# Request
Extract every line below that contains the string "text", matching case exactly.

# Collection entries

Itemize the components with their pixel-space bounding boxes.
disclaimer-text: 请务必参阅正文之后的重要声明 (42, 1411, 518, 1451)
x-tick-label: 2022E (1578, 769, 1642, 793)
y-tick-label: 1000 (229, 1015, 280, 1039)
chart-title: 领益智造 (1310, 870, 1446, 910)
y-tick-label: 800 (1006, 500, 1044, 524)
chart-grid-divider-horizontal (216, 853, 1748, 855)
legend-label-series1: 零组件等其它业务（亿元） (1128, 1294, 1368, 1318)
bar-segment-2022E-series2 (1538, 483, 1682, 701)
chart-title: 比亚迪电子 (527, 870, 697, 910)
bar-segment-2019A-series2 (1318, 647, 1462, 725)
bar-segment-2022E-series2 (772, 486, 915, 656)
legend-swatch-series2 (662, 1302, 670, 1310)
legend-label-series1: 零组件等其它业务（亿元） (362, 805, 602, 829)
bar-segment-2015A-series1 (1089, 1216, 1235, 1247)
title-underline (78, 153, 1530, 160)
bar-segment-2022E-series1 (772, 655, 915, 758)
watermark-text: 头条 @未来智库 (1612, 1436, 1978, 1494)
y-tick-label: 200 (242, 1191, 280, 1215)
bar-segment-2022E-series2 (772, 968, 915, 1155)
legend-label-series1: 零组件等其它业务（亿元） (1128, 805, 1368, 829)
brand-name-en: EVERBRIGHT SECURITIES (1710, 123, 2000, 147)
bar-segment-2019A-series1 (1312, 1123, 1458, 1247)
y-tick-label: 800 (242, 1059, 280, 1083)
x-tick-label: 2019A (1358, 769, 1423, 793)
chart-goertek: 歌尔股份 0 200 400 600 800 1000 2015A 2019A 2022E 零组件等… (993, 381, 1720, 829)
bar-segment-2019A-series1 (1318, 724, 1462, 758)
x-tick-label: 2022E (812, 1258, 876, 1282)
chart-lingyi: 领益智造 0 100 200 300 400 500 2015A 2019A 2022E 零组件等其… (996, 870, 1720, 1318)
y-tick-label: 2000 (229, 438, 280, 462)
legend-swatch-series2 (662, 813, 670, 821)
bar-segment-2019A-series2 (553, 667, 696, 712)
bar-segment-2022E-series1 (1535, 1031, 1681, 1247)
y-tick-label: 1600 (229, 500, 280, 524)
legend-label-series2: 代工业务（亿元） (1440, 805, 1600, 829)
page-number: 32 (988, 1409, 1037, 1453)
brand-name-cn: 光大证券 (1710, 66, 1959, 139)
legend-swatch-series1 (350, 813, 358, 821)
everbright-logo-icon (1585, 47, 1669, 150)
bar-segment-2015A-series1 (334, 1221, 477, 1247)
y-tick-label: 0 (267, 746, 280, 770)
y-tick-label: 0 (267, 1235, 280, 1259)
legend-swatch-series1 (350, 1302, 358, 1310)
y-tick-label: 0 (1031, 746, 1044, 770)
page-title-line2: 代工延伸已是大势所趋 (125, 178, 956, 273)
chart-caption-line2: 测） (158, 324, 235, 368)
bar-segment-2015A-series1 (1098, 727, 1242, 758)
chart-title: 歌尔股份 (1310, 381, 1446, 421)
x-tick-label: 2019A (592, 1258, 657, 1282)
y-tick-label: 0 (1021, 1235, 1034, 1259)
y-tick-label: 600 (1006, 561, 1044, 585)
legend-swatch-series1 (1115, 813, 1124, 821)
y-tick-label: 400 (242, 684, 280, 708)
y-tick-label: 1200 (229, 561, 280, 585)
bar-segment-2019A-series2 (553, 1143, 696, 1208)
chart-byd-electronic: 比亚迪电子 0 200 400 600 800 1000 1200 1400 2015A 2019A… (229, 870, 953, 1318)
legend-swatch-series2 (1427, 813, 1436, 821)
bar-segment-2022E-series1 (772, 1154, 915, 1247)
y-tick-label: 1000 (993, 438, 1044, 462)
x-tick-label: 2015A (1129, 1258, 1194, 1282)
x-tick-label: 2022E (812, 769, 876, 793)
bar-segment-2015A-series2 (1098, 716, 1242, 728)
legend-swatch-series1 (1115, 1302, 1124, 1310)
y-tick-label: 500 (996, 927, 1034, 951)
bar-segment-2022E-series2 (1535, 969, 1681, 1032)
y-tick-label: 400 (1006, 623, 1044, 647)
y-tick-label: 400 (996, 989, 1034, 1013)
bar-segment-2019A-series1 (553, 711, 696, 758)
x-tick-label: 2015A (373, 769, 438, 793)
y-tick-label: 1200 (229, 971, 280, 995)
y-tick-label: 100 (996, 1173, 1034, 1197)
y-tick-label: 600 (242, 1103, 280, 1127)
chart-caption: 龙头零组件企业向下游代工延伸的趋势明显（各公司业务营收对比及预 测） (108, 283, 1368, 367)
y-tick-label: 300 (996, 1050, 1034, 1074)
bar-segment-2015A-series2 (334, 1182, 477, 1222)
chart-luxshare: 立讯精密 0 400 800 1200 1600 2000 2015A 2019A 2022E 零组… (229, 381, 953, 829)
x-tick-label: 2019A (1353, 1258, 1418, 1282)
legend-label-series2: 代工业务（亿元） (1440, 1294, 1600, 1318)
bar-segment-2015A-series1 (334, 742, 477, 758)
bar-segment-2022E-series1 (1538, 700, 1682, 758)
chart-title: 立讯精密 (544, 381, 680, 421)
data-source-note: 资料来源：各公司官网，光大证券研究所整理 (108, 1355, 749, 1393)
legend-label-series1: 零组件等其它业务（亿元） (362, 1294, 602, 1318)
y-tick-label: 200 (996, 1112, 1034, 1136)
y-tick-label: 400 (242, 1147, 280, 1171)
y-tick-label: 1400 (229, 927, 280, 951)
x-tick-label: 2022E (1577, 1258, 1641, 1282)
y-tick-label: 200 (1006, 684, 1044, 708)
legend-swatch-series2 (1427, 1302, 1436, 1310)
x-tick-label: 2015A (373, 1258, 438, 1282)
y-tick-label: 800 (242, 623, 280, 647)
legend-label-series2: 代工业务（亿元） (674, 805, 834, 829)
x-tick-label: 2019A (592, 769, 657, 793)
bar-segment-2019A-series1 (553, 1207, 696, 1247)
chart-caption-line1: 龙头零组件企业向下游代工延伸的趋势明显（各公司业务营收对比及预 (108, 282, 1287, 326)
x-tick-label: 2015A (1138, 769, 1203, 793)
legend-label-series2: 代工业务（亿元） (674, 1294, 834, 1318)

# Solution below
disclaimer-text: 请务必参阅正文之后的重要声明 (42, 1411, 518, 1451)
watermark-text: 头条 @未来智库 (1612, 1436, 1978, 1494)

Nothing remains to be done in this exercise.